Extracted information:

-- begin --

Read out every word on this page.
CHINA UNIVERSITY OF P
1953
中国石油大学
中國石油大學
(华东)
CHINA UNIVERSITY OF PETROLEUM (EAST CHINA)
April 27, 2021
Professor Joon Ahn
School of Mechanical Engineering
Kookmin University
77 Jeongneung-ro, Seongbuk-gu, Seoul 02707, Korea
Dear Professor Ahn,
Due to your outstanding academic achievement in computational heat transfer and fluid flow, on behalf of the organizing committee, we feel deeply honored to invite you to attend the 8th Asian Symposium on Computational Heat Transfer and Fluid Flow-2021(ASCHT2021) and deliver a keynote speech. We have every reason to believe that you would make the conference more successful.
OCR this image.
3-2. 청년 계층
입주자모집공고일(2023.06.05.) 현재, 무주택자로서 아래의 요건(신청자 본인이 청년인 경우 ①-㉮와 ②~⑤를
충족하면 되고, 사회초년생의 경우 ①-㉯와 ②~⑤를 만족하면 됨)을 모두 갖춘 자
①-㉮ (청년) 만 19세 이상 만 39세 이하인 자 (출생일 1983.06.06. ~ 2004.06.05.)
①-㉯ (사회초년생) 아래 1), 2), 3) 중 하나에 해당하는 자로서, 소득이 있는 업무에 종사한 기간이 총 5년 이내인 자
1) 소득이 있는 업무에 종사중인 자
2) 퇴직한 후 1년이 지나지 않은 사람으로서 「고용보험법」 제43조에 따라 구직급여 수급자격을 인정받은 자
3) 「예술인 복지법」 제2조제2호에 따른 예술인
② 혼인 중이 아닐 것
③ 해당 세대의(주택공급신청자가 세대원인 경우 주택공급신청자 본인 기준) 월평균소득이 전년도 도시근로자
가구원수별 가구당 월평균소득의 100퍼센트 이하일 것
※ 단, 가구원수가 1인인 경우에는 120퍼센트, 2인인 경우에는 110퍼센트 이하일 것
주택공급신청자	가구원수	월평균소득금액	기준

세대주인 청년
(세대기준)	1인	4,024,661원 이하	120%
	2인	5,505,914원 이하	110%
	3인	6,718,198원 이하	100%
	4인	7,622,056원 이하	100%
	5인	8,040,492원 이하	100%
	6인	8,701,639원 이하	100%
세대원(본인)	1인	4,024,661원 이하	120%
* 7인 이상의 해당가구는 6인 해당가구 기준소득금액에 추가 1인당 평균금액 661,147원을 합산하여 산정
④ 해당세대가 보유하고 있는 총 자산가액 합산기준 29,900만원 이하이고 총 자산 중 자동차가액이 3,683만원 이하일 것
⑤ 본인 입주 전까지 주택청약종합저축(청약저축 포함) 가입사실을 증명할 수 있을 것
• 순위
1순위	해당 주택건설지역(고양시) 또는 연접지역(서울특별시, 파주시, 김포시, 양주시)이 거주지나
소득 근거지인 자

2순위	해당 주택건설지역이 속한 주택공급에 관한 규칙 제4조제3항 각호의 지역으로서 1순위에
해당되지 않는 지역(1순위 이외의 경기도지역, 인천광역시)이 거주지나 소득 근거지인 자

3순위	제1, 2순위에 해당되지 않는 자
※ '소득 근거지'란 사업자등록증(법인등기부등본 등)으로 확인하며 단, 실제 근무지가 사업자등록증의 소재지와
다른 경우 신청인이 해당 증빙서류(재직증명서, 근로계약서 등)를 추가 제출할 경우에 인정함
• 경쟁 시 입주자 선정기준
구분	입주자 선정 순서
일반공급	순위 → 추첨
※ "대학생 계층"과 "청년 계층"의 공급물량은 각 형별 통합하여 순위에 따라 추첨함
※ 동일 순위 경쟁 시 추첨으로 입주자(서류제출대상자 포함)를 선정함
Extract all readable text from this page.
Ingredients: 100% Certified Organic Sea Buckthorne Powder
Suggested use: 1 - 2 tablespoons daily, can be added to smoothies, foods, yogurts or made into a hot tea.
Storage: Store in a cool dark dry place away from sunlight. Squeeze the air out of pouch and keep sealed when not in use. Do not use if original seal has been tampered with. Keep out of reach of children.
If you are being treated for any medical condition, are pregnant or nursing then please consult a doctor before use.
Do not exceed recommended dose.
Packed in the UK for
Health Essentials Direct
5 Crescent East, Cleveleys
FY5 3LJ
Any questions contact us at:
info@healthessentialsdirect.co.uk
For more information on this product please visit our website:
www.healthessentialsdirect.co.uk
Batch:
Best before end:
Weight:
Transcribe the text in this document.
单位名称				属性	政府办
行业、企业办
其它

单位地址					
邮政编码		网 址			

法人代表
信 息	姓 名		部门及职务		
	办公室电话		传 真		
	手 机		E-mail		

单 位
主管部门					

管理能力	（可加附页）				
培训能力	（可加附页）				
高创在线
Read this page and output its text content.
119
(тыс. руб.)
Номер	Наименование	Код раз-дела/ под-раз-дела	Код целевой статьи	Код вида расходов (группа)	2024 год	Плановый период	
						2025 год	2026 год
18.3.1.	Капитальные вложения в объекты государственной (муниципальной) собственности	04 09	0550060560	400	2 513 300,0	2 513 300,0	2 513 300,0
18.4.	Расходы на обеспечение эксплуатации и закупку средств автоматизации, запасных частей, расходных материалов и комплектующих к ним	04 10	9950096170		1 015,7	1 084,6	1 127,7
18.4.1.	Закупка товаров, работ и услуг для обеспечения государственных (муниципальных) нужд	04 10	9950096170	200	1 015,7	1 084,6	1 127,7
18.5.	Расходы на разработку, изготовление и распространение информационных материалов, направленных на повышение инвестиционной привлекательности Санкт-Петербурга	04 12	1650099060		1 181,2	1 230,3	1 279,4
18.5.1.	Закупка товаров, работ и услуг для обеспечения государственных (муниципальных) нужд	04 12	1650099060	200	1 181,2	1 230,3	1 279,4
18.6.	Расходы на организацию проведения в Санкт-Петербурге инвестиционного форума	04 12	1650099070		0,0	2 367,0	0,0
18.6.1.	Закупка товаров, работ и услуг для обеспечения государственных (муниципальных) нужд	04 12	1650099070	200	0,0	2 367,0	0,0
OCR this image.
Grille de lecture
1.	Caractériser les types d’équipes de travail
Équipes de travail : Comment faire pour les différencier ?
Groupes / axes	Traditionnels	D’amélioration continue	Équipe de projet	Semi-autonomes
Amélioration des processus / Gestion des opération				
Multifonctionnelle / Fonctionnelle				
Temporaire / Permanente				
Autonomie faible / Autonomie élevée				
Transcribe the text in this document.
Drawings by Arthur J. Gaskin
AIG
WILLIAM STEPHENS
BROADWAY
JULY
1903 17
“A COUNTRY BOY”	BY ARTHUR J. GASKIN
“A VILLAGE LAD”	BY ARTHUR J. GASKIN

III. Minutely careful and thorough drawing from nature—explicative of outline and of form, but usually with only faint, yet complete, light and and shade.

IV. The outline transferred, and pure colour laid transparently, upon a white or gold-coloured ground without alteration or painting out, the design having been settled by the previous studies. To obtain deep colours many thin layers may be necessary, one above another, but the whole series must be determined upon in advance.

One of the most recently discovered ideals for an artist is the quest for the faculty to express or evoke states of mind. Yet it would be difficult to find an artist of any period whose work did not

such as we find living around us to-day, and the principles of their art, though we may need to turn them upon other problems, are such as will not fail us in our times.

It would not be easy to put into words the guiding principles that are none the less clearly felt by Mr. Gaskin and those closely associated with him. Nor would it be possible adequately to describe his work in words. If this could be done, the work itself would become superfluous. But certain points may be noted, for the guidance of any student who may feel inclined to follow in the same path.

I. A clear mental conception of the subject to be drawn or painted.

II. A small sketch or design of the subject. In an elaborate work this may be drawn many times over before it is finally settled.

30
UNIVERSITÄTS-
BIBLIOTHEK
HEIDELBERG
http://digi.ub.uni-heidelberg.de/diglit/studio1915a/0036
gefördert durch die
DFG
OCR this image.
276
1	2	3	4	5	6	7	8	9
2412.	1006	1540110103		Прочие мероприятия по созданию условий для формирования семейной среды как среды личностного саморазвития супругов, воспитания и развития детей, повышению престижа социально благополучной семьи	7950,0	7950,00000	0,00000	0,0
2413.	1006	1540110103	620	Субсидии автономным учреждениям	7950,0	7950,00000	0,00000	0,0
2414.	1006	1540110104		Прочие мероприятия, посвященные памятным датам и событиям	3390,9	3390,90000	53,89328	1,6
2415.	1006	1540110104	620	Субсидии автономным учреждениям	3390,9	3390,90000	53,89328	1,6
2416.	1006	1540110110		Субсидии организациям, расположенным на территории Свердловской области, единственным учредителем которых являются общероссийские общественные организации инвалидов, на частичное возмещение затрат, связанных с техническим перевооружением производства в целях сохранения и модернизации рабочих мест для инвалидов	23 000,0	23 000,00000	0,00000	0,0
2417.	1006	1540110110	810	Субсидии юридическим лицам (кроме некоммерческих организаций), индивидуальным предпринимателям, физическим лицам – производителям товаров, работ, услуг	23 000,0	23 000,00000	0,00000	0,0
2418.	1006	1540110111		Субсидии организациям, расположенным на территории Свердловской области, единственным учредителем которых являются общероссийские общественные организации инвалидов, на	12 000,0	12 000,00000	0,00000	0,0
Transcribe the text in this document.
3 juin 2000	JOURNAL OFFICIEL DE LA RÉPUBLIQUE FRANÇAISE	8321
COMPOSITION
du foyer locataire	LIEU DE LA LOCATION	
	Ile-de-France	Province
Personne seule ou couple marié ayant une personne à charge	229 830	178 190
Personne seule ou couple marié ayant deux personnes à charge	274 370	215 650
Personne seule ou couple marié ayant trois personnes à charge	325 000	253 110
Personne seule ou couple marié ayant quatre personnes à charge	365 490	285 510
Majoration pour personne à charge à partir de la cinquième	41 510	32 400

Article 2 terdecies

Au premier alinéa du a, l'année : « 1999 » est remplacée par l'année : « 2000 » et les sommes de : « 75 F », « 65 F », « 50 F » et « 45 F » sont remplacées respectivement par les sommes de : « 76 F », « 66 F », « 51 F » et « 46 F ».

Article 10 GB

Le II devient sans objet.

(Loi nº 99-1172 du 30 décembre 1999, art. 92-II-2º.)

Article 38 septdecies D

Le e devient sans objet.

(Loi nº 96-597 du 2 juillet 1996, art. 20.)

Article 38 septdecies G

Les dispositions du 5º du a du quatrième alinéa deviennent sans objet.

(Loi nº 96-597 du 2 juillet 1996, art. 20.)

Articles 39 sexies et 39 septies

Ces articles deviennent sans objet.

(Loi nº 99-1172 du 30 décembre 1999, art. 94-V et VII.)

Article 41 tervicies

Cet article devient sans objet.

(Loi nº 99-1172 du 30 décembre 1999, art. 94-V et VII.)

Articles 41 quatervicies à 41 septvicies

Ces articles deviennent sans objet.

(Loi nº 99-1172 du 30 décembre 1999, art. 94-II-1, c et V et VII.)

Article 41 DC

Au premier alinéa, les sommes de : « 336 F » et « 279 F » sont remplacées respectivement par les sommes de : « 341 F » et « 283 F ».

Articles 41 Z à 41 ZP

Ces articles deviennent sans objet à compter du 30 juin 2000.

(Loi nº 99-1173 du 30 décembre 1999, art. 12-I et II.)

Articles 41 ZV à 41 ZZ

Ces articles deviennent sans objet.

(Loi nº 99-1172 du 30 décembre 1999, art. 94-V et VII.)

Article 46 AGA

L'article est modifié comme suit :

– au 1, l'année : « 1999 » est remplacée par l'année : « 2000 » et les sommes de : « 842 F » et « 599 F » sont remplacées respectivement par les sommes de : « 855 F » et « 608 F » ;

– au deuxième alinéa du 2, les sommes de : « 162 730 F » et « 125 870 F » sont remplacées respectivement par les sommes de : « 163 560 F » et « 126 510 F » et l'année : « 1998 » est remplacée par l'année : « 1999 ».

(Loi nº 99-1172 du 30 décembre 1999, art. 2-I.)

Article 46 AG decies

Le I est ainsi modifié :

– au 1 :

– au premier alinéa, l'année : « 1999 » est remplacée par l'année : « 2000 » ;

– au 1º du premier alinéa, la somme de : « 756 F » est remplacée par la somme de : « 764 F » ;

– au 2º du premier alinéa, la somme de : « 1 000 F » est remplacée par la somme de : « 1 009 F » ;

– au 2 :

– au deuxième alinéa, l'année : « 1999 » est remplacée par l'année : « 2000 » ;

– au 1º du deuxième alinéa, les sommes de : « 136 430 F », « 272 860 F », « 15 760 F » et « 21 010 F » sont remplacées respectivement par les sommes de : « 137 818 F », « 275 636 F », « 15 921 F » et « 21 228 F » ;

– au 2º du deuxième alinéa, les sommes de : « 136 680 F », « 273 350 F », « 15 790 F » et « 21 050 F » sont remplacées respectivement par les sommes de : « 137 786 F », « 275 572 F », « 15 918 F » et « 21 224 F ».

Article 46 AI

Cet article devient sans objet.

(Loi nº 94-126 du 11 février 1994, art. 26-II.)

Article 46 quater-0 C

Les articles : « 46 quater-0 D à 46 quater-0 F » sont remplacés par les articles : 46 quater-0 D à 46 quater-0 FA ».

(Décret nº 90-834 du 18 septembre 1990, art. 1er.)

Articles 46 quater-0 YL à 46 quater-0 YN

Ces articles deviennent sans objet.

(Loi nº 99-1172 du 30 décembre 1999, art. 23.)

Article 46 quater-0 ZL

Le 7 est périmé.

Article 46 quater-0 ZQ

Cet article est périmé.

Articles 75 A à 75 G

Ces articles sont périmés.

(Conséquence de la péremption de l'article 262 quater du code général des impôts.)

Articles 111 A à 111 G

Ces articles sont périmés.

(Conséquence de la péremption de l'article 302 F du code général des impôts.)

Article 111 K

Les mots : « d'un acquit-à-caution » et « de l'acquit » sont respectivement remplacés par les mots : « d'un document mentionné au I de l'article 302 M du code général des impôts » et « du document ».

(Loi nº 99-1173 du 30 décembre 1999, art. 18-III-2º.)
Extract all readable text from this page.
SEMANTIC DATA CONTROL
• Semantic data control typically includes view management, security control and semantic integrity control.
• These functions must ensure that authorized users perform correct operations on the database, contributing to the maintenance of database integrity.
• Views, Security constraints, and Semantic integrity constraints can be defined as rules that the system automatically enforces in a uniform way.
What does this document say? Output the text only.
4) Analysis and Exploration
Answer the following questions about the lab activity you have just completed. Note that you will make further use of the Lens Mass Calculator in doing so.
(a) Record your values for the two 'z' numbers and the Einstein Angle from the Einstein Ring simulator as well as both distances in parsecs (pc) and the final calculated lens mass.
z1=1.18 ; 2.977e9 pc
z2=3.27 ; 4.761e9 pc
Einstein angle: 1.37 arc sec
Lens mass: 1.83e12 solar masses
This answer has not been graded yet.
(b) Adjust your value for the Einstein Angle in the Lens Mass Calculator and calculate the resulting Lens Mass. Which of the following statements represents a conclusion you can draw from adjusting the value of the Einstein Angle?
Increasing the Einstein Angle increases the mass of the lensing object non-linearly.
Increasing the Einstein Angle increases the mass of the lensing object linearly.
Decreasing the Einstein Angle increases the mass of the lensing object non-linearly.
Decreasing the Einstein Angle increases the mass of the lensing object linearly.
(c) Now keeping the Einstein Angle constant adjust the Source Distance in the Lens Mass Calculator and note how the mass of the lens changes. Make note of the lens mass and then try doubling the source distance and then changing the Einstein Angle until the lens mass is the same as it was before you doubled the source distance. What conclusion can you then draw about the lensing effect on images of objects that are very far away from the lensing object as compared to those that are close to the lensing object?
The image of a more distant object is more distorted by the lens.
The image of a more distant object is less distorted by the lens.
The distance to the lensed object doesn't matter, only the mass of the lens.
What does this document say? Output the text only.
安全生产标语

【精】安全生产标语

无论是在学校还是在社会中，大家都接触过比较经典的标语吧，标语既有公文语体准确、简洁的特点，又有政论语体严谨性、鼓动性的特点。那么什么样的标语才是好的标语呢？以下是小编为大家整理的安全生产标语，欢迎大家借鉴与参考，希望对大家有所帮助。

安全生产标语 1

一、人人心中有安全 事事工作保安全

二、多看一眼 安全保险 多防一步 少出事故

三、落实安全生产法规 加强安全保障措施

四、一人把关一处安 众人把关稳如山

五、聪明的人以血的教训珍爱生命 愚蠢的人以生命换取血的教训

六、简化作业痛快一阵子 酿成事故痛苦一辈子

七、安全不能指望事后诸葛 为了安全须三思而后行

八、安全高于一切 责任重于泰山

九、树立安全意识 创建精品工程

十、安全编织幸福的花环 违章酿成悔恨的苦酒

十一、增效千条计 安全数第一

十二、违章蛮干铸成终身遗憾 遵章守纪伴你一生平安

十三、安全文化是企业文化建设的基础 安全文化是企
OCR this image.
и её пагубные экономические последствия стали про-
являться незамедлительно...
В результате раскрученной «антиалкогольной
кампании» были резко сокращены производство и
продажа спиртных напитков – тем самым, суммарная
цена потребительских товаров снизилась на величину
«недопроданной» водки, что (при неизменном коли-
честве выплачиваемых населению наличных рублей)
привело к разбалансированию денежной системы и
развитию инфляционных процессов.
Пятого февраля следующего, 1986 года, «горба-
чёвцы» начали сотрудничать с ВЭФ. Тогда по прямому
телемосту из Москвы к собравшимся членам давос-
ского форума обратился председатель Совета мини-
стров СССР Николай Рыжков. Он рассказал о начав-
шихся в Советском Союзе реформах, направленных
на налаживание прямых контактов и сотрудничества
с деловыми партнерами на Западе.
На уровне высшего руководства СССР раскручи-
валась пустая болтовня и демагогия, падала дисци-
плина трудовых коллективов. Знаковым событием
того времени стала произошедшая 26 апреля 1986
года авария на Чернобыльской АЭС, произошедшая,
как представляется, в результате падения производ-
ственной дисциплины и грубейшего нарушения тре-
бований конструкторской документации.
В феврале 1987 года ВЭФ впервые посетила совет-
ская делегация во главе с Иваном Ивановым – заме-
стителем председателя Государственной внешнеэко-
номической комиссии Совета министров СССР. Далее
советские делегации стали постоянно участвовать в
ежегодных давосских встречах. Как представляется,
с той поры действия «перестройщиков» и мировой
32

-- end --

Work instructions: List all lines where "СССР" occurs.

Solution for this exercise:
стров СССР Николай Рыжков. Он рассказал о начав-
На уровне высшего руководства СССР раскручи-
номической комиссии Совета министров СССР. Далее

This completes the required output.